## Texte fourni
J'y crois pas trop mais je verrai bien... Sa serait trop beau de ressortir le jour même avec un iPhone neuf qui fonctionne correctement !


----------



## Jura39 (26 Septembre 2014)

alex--84 a dit:


> J'y crois pas trop mais je verrai bien... Sa serait trop beau de ressortir le jour même avec un iPhone neuf qui fonctionne correctement !



Tu peux déjà téléphoner a Apple maintenant et prendre rdv


----------



## Nico1971 (26 Septembre 2014)

alex--84 a dit:


> J'y crois pas trop mais je verrai bien... Sa serait trop beau de ressortir le jour même avec un iPhone neuf qui fonctionne correctement !



Tiens nous au jus


----------



## alex--84 (26 Septembre 2014)

Oui je vous tiendrai informé


----------



## Jura39 (26 Septembre 2014)

alex--84 a dit:


> Oui je vous tiendrai informé



Ok merci


----------



## Alek604 (27 Septembre 2014)

Bonjour à tous,

J'ai un iphone 6 64Go, je n'ai pas fait la mise à jour 8.0.1 et j'ai des soucis avec le wifi egalement.

Au moment ou je vous parle je suis en 3G (chez free) ca va beaucoup plus vite que le wifi (free egalement) et chez des amis pareil (free)

Vite une mise à jour y'en a marre !


----------



## SOCHALION67 (28 Septembre 2014)

Malgré la mise à jour de mon iphone 6 vers l'OS 8.02 le problème du débit de wifi n'est pas du tout réglé. C'est scandaleux !!!!!
https://www.youtube.com/watch?v=BhHbZI_FBOo


----------



## Chondes (28 Septembre 2014)

J'avais fait un post avec le même souci sur un 5s mais pas sur qu'il soit arrivé sur le site vu que je post depuis mon 5s et qu'à cause du wifi ça marche une fois sur 2 ....

Pas de souci avec l'iPad ou le 5 de madame


----------



## Bigdidou (28 Septembre 2014)

Chondes a dit:


> J'avais fait un post avec le même souci sur un 5s mais pas sur qu'il soit arrivé sur le site vu que je post depuis mon 5s et qu'à cause du wifi ça marche une fois sur 2 ....
> 
> Pas de souci avec l'iPad ou le 5 de madame




L'iPad et le 5 sont sous iOS 7 ?

---------- Nouveau message ajouté à 19h41 ---------- Le message précédent a été envoyé à 19h35 ----------




Alek604 a dit:


> Bonjour à tous,
> 
> 
> 
> ...




Fait la mise à jour 8.0.2 et réinitialise les réglages réseaux. C'est bizarre ces très bas débit en WiFi sur plusieurs réseaux. Il y a pleins de trucs un peu partout à propos du wifi qui décroche, mais des très bas débits, franchement... Tu risques d'être déçu et d'attendre longtemps si tu attends une mise à jour pour résoudre ce problème.


----------



## Chondes (28 Septembre 2014)

Tout mes idevices sont en 8.0.2 ....

J'ai déjà réinitialise les réglages réseau mais sans résultat


----------



## r e m y (28 Septembre 2014)

Je suis preneur de retours d'utilisateurs d'iPAD mini 1ère génération car l'article de MacG indiquant une perte de réactivité nette me fait hésiter à le passer sous iOS 8...

## Consigne 1
Renvoyez telles quelles les lignes des enregistrements situées entre celle qui contient "voxel-y-field[interactable]: 122 (696, 447, 732, 459)" et celle qui contient "volume-spinner[interactable]: ▴ ▾", ces deux lignes comprises.

## Enregistrements
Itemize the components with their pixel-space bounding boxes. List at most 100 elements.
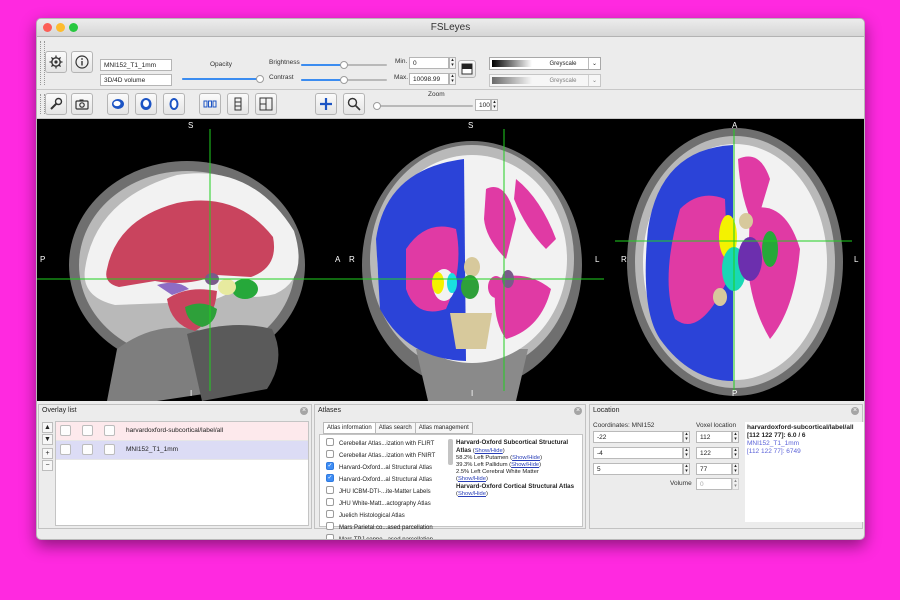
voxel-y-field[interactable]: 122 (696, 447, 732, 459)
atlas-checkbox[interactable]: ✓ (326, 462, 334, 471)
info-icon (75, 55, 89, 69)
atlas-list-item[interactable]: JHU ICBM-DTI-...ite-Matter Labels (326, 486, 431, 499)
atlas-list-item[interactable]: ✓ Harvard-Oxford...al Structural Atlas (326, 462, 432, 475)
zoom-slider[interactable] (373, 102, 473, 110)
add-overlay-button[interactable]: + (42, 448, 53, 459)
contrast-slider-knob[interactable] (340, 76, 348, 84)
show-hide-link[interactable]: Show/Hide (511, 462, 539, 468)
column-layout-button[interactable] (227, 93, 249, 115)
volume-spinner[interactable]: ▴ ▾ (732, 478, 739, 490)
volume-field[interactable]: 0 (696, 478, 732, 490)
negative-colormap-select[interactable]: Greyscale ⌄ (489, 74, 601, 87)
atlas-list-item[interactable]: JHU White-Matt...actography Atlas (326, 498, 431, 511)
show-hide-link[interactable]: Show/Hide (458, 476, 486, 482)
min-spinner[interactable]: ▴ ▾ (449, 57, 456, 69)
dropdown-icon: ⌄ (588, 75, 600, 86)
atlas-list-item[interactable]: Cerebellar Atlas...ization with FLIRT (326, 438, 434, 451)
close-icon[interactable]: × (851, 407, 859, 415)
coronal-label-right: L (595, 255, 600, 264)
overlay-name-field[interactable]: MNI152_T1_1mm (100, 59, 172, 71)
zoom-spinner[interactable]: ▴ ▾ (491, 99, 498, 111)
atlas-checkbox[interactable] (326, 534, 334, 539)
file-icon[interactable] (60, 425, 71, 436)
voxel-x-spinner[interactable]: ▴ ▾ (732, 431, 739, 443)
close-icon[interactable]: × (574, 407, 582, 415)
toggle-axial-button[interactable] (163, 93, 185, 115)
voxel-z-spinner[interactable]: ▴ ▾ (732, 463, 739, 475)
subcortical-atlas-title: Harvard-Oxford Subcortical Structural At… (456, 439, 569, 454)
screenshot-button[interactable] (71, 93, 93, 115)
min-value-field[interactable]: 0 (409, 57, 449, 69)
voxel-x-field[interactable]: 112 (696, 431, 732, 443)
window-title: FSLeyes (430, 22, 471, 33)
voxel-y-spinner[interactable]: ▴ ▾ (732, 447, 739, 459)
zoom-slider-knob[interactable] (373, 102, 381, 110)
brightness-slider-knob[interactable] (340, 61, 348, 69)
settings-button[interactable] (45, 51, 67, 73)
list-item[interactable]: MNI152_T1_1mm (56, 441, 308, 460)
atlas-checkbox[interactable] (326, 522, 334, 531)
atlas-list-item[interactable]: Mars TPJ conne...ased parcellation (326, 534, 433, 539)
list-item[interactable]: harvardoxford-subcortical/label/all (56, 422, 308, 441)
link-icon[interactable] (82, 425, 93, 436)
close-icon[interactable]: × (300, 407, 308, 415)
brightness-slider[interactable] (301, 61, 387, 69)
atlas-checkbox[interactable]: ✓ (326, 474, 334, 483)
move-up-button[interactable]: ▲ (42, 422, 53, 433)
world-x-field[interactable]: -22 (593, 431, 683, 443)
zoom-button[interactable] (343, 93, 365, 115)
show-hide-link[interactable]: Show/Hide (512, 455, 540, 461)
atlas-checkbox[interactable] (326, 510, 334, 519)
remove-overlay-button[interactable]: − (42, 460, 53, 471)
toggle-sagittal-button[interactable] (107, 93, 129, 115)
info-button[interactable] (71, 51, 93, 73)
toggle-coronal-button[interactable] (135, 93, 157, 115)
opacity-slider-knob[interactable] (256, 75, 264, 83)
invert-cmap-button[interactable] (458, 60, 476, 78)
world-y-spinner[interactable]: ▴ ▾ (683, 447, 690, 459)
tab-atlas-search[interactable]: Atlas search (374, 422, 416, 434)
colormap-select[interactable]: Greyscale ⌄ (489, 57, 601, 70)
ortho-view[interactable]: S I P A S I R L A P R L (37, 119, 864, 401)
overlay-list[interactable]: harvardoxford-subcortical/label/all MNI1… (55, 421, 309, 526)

## Consigne 2
Retapez à l'identique le passage du texte fourni qui va de "Au moment ou" à "y'en a marre !", bornes incluses.

## Réponse attendue 1
voxel-y-field[interactable]: 122 (696, 447, 732, 459)
atlas-checkbox[interactable]: ✓ (326, 462, 334, 471)
info-icon (75, 55, 89, 69)
atlas-list-item[interactable]: JHU ICBM-DTI-...ite-Matter Labels (326, 486, 431, 499)
atlas-list-item[interactable]: ✓ Harvard-Oxford...al Structural Atlas (326, 462, 432, 475)
zoom-slider[interactable] (373, 102, 473, 110)
add-overlay-button[interactable]: + (42, 448, 53, 459)
contrast-slider-knob[interactable] (340, 76, 348, 84)
show-hide-link[interactable]: Show/Hide (511, 462, 539, 468)
column-layout-button[interactable] (227, 93, 249, 115)
volume-spinner[interactable]: ▴ ▾ (732, 478, 739, 490)

## Réponse attendue 2
Au moment ou je vous parle je suis en 3G (chez free) ca va beaucoup plus vite que le wifi (free egalement) et chez des amis pareil (free)

Vite une mise à jour y'en a marre !